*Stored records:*
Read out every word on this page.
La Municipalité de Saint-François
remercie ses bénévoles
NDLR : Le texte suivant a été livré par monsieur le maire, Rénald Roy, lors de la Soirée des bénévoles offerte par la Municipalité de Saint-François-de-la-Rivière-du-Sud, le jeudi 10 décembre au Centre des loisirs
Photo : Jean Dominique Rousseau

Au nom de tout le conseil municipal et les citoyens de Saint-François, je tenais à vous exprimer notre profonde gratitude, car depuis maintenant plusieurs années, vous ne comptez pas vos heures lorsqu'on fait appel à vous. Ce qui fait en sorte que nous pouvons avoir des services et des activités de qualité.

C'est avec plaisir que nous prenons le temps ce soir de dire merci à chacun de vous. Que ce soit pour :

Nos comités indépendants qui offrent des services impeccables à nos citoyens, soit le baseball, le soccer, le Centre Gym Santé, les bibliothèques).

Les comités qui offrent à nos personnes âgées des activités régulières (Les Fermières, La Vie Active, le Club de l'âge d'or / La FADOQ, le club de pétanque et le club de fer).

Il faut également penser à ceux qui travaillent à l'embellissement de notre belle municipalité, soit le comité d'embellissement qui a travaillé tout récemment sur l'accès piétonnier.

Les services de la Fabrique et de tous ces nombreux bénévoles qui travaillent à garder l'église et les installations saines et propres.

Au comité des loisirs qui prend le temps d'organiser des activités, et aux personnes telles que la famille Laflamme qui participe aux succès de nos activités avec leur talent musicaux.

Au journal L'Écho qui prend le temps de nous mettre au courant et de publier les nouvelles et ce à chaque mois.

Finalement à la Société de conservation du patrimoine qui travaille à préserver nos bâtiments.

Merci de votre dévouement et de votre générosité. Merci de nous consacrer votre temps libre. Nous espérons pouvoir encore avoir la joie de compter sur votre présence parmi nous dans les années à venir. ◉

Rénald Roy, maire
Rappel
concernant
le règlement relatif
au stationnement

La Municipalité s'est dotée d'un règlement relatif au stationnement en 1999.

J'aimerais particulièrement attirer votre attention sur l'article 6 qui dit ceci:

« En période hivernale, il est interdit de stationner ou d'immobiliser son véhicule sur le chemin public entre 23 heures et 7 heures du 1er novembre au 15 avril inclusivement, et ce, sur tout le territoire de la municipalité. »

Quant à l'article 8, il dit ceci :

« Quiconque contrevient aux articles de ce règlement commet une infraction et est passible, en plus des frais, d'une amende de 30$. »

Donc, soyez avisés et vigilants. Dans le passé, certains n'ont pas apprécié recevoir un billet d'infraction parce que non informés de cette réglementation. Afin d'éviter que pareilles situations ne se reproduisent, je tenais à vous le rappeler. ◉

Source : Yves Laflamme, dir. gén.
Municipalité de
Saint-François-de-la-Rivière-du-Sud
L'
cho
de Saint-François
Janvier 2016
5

*THE TASK:*
Retype the listing above in full, with no alterations.

*TASK ANSWER:*
Read out every word on this page.
La Municipalité de Saint-François
remercie ses bénévoles
NDLR : Le texte suivant a été livré par monsieur le maire, Rénald Roy, lors de la Soirée des bénévoles offerte par la Municipalité de Saint-François-de-la-Rivière-du-Sud, le jeudi 10 décembre au Centre des loisirs
Photo : Jean Dominique Rousseau

Au nom de tout le conseil municipal et les citoyens de Saint-François, je tenais à vous exprimer notre profonde gratitude, car depuis maintenant plusieurs années, vous ne comptez pas vos heures lorsqu'on fait appel à vous. Ce qui fait en sorte que nous pouvons avoir des services et des activités de qualité.

C'est avec plaisir que nous prenons le temps ce soir de dire merci à chacun de vous. Que ce soit pour :

Nos comités indépendants qui offrent des services impeccables à nos citoyens, soit le baseball, le soccer, le Centre Gym Santé, les bibliothèques).

Les comités qui offrent à nos personnes âgées des activités régulières (Les Fermières, La Vie Active, le Club de l'âge d'or / La FADOQ, le club de pétanque et le club de fer).

Il faut également penser à ceux qui travaillent à l'embellissement de notre belle municipalité, soit le comité d'embellissement qui a travaillé tout récemment sur l'accès piétonnier.

Les services de la Fabrique et de tous ces nombreux bénévoles qui travaillent à garder l'église et les installations saines et propres.

Au comité des loisirs qui prend le temps d'organiser des activités, et aux personnes telles que la famille Laflamme qui participe aux succès de nos activités avec leur talent musicaux.

Au journal L'Écho qui prend le temps de nous mettre au courant et de publier les nouvelles et ce à chaque mois.

Finalement à la Société de conservation du patrimoine qui travaille à préserver nos bâtiments.

Merci de votre dévouement et de votre générosité. Merci de nous consacrer votre temps libre. Nous espérons pouvoir encore avoir la joie de compter sur votre présence parmi nous dans les années à venir. ◉

Rénald Roy, maire
Rappel
concernant
le règlement relatif
au stationnement

La Municipalité s'est dotée d'un règlement relatif au stationnement en 1999.

J'aimerais particulièrement attirer votre attention sur l'article 6 qui dit ceci:

« En période hivernale, il est interdit de stationner ou d'immobiliser son véhicule sur le chemin public entre 23 heures et 7 heures du 1er novembre au 15 avril inclusivement, et ce, sur tout le territoire de la municipalité. »

Quant à l'article 8, il dit ceci :

« Quiconque contrevient aux articles de ce règlement commet une infraction et est passible, en plus des frais, d'une amende de 30$. »

Donc, soyez avisés et vigilants. Dans le passé, certains n'ont pas apprécié recevoir un billet d'infraction parce que non informés de cette réglementation. Afin d'éviter que pareilles situations ne se reproduisent, je tenais à vous le rappeler. ◉

Source : Yves Laflamme, dir. gén.
Municipalité de
Saint-François-de-la-Rivière-du-Sud
L'
cho
de Saint-François
Janvier 2016
5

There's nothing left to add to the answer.